TASK BRIEF:
Each line from the material with the word "Stage" in it must be copied.

AVAILABLE DATA:
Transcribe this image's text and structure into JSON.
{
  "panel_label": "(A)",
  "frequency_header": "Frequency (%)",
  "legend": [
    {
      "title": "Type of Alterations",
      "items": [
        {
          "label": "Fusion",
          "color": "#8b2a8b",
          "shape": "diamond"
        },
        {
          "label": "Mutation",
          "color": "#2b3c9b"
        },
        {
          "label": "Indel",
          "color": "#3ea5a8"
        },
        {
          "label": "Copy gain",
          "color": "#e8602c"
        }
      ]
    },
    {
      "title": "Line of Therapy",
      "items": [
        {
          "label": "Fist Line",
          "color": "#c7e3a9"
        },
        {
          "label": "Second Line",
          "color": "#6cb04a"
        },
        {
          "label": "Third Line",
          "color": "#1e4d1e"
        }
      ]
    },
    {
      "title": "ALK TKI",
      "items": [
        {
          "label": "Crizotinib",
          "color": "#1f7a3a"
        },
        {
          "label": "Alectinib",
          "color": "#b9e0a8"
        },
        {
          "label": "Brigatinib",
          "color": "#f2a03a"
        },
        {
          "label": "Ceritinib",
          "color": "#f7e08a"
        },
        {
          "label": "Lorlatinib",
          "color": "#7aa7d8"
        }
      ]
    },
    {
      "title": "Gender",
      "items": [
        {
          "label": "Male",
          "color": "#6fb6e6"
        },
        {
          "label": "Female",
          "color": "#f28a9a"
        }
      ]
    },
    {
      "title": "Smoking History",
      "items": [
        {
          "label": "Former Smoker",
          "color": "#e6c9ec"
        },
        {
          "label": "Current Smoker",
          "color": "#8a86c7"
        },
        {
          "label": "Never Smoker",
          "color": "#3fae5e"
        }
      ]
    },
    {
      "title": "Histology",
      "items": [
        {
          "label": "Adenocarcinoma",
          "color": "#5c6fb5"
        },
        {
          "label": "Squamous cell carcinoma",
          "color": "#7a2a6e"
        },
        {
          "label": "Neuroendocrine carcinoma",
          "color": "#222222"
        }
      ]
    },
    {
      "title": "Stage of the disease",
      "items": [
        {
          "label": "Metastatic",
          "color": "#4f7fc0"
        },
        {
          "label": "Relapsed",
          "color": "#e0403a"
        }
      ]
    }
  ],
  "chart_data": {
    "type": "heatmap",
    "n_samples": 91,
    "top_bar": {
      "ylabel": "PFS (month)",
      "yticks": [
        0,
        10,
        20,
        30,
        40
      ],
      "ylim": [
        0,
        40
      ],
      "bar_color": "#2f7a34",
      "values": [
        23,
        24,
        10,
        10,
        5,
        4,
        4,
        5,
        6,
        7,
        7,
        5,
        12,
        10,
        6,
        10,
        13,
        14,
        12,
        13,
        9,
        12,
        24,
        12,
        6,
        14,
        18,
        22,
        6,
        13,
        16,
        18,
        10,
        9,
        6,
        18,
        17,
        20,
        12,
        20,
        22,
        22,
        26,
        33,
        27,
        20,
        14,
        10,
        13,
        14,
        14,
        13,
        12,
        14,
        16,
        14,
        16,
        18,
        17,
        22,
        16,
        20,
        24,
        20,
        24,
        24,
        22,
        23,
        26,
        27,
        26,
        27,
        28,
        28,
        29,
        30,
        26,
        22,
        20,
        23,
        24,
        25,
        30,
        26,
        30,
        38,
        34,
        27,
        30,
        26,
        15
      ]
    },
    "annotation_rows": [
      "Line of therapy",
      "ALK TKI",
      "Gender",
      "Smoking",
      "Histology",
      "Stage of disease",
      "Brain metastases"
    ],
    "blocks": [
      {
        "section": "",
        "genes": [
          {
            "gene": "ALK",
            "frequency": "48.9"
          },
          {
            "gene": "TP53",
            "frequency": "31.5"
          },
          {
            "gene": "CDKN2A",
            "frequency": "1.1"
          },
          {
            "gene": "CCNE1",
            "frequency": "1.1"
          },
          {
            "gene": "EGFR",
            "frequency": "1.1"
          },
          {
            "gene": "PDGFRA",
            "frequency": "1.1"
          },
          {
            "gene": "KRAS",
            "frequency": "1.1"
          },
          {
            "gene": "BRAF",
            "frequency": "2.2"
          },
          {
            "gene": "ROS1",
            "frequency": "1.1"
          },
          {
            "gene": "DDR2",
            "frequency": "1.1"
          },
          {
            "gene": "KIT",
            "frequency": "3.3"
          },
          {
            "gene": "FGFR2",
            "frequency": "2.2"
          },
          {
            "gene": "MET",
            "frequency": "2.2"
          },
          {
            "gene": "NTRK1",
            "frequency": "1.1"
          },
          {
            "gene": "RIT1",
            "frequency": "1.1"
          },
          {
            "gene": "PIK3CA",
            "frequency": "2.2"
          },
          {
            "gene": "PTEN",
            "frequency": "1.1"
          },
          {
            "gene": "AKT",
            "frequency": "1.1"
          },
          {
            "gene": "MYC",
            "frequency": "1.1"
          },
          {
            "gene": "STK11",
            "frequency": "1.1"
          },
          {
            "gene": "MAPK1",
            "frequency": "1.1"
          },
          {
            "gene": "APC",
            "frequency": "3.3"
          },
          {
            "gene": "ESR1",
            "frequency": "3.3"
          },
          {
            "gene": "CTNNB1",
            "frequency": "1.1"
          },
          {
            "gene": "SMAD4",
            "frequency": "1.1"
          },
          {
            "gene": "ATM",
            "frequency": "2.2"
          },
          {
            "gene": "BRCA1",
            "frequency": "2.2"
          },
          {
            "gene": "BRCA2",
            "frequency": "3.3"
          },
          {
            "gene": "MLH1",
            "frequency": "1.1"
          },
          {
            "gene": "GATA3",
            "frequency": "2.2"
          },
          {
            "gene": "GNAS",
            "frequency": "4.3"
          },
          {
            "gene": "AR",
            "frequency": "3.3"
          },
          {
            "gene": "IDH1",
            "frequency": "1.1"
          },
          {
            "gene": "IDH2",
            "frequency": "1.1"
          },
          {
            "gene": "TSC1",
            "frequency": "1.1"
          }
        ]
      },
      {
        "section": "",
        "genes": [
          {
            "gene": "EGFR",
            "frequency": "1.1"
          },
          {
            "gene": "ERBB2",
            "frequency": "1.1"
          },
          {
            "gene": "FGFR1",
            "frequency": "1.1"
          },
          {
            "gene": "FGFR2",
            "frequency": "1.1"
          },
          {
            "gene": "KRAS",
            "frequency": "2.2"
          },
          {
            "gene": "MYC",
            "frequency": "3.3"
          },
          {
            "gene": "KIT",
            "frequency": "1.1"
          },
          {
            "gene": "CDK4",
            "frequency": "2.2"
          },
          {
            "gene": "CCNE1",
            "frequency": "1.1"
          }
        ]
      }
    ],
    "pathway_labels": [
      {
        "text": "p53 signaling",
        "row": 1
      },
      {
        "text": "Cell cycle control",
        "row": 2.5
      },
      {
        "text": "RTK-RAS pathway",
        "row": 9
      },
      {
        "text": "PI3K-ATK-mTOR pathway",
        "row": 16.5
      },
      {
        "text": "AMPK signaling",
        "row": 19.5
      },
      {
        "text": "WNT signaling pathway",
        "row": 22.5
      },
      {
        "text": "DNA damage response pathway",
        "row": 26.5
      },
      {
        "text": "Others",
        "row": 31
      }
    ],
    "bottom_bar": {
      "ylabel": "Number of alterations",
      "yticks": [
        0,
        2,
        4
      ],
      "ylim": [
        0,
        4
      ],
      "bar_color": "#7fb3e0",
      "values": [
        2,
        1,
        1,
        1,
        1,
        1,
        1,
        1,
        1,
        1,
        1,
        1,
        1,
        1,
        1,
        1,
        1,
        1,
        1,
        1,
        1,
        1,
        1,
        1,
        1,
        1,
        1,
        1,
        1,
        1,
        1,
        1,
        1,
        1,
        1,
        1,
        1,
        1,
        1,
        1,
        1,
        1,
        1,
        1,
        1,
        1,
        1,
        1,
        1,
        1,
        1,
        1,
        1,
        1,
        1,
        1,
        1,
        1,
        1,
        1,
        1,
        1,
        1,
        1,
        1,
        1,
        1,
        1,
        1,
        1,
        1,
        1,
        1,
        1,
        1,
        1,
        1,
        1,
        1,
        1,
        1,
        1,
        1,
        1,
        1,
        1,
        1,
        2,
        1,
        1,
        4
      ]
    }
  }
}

FINISHED TASK:
      "title": "Stage of the disease",
      "Stage of disease",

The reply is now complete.